* BRIEF: Assemble all lines in which the string "this" appears.

╔══

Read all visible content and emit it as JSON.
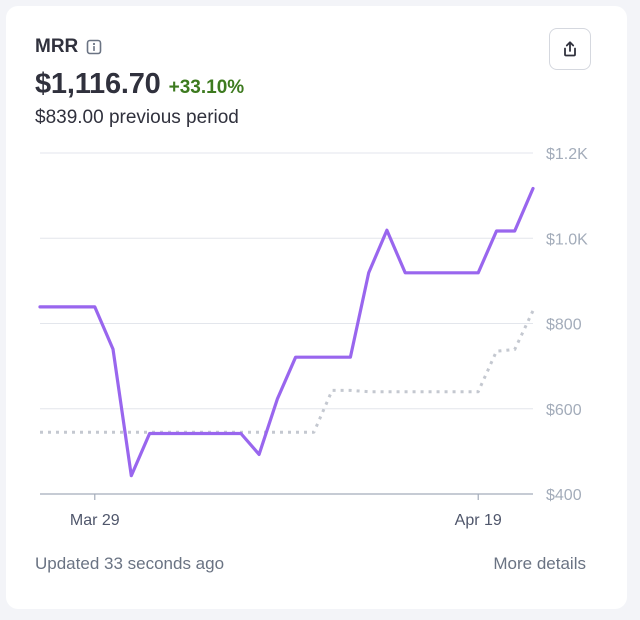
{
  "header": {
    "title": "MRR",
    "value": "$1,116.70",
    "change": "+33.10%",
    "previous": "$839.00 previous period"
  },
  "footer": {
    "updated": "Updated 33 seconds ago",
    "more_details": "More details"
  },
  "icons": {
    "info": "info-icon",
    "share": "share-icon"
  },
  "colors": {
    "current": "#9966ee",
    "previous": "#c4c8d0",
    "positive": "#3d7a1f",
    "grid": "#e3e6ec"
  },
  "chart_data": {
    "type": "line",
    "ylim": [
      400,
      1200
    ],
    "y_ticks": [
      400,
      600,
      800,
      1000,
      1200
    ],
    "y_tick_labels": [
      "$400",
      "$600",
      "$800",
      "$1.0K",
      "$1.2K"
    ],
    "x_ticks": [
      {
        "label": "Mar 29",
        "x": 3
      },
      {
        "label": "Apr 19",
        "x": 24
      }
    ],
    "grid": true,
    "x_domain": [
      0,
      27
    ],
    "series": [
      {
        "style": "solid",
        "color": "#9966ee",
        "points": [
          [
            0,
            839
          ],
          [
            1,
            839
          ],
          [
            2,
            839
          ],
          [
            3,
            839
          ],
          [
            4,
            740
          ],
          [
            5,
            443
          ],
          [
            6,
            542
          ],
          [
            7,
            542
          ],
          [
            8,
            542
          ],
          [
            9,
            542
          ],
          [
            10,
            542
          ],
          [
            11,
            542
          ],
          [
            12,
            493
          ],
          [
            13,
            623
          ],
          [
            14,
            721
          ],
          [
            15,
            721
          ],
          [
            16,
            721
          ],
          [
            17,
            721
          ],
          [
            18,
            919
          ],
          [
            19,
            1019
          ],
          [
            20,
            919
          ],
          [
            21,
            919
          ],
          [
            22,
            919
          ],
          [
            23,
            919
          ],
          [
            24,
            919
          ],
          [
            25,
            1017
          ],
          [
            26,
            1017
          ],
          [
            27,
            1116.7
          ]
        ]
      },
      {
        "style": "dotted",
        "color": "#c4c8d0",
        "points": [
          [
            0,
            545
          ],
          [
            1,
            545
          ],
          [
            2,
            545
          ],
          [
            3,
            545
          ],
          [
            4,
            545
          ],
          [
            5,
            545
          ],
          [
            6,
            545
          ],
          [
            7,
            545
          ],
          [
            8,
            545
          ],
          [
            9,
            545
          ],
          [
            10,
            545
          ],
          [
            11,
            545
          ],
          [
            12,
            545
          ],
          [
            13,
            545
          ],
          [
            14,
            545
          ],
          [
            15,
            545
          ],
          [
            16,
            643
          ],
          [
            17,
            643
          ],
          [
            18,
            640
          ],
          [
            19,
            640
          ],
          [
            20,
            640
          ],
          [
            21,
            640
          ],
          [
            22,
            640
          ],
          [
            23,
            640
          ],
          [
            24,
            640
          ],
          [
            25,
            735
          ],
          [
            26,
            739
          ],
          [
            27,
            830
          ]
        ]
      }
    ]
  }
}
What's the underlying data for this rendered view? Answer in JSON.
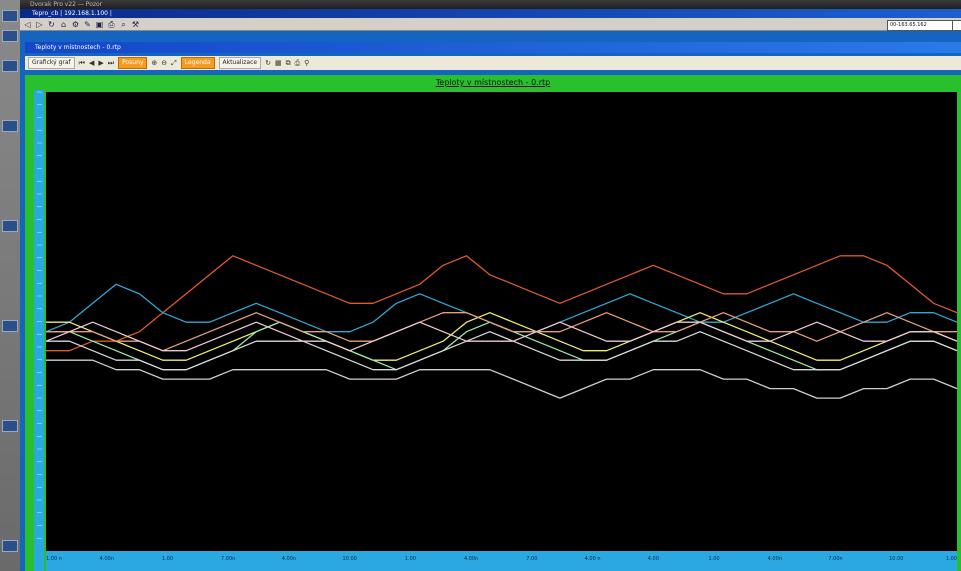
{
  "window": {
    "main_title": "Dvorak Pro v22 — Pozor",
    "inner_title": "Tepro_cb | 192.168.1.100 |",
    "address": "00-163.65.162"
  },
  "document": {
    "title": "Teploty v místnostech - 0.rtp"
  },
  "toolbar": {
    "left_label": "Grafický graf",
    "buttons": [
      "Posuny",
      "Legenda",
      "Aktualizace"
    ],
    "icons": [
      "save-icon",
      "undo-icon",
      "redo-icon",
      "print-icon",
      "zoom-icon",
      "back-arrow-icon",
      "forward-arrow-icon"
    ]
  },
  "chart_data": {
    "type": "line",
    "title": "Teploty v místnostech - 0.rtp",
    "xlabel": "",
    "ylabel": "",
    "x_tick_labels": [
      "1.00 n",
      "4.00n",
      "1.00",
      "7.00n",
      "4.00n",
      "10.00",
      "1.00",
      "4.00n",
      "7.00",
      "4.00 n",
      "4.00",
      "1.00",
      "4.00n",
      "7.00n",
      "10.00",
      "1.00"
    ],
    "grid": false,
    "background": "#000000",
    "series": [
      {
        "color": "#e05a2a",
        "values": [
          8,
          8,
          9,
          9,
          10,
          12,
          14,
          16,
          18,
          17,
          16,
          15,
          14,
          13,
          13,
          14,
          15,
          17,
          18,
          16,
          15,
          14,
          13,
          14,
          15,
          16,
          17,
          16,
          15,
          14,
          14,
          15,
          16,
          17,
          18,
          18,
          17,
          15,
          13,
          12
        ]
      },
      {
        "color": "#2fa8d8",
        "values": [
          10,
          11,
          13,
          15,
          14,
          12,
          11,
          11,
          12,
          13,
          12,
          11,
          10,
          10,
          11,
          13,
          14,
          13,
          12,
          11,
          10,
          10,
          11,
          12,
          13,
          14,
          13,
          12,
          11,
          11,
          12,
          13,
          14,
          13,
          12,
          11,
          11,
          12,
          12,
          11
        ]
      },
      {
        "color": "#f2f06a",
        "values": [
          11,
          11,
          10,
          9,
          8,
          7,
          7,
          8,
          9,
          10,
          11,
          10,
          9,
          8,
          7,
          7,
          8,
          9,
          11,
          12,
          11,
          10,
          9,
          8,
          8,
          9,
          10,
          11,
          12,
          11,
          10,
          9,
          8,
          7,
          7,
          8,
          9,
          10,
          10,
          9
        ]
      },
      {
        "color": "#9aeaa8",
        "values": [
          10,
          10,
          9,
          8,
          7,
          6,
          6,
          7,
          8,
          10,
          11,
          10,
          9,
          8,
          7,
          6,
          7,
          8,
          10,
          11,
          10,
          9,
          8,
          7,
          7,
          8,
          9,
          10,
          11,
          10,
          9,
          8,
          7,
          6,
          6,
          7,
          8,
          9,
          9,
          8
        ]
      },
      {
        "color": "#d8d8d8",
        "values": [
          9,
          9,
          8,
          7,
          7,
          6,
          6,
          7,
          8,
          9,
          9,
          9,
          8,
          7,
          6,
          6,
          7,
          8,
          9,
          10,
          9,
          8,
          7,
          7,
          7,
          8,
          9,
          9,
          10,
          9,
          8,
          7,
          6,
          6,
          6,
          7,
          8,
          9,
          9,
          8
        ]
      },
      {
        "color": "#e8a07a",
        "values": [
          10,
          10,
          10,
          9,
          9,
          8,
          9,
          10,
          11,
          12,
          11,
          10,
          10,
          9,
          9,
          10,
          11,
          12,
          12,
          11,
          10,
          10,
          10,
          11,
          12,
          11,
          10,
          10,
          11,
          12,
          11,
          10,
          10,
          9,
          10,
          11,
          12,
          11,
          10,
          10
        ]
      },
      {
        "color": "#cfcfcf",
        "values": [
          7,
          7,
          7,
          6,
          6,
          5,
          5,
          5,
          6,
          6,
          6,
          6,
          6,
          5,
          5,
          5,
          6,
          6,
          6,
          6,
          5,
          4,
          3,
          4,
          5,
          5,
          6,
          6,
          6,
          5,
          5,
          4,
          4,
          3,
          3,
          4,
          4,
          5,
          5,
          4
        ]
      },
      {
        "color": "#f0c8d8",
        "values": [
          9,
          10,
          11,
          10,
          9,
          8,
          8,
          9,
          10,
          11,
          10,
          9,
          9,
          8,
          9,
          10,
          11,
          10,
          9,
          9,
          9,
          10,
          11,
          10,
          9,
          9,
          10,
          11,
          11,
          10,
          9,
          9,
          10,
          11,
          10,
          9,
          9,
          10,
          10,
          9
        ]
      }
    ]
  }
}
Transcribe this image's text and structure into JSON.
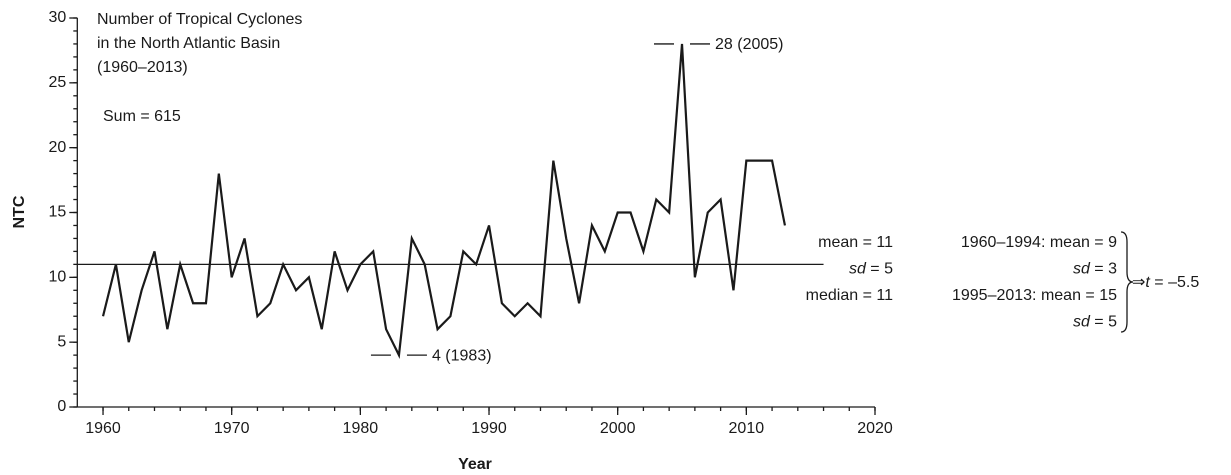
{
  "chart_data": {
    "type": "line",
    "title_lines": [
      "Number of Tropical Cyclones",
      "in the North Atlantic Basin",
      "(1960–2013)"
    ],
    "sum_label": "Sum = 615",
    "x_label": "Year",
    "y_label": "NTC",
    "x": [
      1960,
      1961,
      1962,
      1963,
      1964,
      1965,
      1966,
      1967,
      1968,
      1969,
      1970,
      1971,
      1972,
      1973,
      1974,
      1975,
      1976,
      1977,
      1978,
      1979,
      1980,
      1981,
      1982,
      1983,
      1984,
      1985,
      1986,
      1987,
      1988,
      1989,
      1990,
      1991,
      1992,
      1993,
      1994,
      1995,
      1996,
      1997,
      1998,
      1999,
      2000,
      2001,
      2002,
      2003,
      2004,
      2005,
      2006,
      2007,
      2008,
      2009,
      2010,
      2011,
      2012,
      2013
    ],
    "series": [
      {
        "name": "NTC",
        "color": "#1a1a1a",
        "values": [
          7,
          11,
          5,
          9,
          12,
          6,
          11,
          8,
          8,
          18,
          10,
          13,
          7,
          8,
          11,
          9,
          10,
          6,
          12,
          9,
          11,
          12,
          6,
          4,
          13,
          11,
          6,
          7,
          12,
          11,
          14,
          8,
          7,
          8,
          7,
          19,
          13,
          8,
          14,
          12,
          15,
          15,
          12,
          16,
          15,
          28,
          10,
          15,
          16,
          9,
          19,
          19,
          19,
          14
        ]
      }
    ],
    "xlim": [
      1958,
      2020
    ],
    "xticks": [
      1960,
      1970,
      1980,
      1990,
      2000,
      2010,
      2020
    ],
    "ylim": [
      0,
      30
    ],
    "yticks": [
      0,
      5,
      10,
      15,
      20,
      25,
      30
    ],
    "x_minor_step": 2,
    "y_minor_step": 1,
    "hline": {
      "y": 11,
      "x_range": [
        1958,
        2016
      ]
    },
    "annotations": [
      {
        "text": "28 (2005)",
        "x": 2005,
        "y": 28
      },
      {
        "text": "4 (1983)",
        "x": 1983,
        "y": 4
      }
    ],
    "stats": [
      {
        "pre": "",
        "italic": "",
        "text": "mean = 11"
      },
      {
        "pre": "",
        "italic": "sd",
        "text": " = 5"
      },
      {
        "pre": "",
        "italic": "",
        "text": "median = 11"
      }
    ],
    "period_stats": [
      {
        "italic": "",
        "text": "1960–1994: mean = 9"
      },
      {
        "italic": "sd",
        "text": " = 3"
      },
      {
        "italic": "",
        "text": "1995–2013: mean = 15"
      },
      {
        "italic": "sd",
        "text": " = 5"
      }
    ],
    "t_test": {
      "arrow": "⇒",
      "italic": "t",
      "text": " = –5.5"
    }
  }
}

╚══

* TASK RESPONSE:
What's the underlying data for this rendered view? Answer in JSON.
Transcribe this image's text and structure into JSON.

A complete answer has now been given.